» TASK DESCRIPTION:
Copy out exactly each line from the line with "What text is on this page?" through the last line of the material below.

» SOURCE MATERIAL:
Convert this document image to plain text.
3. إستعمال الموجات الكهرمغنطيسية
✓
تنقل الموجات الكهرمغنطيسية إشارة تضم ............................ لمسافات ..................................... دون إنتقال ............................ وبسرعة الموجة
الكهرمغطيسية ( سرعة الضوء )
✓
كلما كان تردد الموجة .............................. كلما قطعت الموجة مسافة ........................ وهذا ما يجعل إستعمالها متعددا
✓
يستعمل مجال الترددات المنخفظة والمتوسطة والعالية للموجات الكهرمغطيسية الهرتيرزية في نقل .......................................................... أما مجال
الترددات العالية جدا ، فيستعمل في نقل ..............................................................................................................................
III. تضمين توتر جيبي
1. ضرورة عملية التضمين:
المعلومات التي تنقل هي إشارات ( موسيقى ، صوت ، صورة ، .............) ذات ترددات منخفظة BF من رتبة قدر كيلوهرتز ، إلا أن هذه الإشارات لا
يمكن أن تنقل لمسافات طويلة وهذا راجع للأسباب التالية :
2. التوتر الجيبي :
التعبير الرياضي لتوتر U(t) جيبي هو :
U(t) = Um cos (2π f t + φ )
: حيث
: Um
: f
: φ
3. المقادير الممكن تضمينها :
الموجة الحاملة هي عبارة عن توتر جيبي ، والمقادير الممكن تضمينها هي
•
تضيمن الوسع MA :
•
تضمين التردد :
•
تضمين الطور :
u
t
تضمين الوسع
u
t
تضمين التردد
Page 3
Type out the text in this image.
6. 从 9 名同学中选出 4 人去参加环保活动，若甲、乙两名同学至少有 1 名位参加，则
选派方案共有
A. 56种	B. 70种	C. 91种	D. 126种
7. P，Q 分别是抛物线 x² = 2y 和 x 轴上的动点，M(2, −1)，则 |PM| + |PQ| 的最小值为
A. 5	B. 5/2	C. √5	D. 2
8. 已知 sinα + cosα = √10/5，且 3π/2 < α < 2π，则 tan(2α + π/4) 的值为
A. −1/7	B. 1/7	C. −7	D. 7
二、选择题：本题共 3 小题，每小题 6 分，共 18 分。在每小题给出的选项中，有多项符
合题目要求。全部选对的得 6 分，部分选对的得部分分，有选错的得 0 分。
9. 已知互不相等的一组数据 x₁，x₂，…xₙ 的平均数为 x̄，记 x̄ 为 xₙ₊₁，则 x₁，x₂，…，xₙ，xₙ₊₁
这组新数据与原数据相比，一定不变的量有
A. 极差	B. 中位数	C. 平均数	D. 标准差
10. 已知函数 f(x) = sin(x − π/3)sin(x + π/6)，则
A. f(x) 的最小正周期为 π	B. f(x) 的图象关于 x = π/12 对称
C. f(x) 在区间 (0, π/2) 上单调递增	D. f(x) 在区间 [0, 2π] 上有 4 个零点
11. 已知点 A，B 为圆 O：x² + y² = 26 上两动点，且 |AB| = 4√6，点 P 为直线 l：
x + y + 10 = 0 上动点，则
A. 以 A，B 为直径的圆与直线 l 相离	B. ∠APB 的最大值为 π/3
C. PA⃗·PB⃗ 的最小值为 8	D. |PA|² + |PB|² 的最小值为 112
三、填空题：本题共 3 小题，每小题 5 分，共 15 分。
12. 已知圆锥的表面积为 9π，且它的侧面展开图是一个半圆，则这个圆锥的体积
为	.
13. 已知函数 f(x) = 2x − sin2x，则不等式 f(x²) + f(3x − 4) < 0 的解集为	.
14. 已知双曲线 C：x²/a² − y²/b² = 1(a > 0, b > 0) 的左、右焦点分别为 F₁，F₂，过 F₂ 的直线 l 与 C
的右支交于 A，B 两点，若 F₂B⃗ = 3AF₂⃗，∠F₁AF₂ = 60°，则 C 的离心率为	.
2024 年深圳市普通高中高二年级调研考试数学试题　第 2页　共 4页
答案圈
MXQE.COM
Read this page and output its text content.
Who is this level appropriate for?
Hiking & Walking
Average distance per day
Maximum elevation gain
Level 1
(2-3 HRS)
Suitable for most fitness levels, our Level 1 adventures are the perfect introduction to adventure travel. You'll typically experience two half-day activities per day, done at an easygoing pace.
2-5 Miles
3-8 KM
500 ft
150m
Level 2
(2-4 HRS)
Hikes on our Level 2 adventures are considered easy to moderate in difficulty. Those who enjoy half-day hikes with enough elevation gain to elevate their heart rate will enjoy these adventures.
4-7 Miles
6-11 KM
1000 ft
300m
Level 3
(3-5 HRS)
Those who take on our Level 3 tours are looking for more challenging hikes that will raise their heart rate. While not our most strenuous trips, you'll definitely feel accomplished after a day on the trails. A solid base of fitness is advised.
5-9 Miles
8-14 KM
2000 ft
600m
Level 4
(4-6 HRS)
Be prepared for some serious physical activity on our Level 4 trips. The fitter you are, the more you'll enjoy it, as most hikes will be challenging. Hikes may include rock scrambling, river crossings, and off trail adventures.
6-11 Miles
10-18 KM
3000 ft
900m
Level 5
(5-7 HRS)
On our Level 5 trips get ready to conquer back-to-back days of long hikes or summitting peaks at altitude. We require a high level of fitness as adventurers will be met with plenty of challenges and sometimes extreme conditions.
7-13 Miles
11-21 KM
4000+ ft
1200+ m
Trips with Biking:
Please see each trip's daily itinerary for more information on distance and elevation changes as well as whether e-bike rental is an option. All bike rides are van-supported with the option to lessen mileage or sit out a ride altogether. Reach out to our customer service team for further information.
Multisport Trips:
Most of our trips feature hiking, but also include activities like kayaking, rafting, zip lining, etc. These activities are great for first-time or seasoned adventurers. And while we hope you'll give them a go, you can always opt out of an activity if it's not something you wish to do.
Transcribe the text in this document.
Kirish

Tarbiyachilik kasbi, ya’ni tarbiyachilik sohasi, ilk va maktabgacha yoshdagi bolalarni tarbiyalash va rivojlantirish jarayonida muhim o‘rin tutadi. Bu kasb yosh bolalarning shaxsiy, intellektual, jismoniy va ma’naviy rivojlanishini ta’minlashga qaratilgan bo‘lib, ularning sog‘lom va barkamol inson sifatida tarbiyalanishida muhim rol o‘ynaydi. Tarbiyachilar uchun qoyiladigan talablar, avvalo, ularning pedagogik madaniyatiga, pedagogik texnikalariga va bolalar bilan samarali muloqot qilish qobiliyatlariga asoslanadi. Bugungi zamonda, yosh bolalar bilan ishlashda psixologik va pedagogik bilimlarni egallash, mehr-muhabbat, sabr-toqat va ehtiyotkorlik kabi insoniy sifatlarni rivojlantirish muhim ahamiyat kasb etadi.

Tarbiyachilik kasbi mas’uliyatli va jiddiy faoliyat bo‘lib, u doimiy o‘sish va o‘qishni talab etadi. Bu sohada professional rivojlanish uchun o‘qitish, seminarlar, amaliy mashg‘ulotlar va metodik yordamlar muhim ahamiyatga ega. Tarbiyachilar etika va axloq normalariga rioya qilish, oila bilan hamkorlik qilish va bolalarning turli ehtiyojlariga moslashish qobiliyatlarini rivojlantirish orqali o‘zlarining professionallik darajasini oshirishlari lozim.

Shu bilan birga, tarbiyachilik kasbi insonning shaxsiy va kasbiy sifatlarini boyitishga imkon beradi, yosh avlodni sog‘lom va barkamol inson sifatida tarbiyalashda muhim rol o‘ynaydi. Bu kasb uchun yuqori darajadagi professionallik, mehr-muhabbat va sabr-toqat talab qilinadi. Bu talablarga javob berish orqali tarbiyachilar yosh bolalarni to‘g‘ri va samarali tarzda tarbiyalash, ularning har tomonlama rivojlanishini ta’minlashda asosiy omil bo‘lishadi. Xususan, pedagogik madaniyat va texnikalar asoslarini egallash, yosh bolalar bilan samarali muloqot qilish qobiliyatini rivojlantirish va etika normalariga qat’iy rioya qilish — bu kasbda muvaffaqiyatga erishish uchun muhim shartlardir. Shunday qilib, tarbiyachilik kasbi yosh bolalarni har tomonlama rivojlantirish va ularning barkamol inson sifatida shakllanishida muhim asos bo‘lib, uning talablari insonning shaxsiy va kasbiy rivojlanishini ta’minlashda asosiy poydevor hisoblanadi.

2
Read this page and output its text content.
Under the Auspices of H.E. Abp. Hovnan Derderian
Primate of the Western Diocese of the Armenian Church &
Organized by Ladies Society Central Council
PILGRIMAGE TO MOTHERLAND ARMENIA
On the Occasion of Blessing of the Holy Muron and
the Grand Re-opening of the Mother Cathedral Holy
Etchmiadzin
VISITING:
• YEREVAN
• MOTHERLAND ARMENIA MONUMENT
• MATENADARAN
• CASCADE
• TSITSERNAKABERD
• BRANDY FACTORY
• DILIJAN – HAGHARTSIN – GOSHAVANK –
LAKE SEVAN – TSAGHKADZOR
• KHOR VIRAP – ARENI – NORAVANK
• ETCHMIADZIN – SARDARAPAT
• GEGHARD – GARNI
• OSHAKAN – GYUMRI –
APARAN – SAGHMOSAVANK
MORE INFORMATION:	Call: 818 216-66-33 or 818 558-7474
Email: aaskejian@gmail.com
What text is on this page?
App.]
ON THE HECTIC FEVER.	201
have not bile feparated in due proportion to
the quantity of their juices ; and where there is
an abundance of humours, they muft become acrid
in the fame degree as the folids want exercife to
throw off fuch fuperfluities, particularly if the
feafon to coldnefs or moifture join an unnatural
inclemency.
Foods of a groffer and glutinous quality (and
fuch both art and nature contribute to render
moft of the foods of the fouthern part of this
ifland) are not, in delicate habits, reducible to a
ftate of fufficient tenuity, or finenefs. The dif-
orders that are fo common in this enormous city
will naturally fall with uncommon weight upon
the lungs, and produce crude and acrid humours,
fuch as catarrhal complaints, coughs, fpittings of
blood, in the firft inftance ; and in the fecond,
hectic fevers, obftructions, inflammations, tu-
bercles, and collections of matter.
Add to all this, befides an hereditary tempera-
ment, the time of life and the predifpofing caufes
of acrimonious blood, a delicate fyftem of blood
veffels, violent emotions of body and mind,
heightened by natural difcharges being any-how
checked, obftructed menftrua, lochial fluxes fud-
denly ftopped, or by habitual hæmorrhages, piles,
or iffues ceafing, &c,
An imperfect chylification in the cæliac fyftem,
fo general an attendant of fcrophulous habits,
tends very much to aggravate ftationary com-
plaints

» TASK RESPONSE:
What text is on this page?
App.]
ON THE HECTIC FEVER.	201
have not bile feparated in due proportion to
the quantity of their juices ; and where there is
an abundance of humours, they muft become acrid
in the fame degree as the folids want exercife to
throw off fuch fuperfluities, particularly if the
feafon to coldnefs or moifture join an unnatural
inclemency.
Foods of a groffer and glutinous quality (and
fuch both art and nature contribute to render
moft of the foods of the fouthern part of this
ifland) are not, in delicate habits, reducible to a
ftate of fufficient tenuity, or finenefs. The dif-
orders that are fo common in this enormous city
will naturally fall with uncommon weight upon
the lungs, and produce crude and acrid humours,
fuch as catarrhal complaints, coughs, fpittings of
blood, in the firft inftance ; and in the fecond,
hectic fevers, obftructions, inflammations, tu-
bercles, and collections of matter.
Add to all this, befides an hereditary tempera-
ment, the time of life and the predifpofing caufes
of acrimonious blood, a delicate fyftem of blood
veffels, violent emotions of body and mind,
heightened by natural difcharges being any-how
checked, obftructed menftrua, lochial fluxes fud-
denly ftopped, or by habitual hæmorrhages, piles,
or iffues ceafing, &c,
An imperfect chylification in the cæliac fyftem,
fo general an attendant of fcrophulous habits,
tends very much to aggravate ftationary com-
plaints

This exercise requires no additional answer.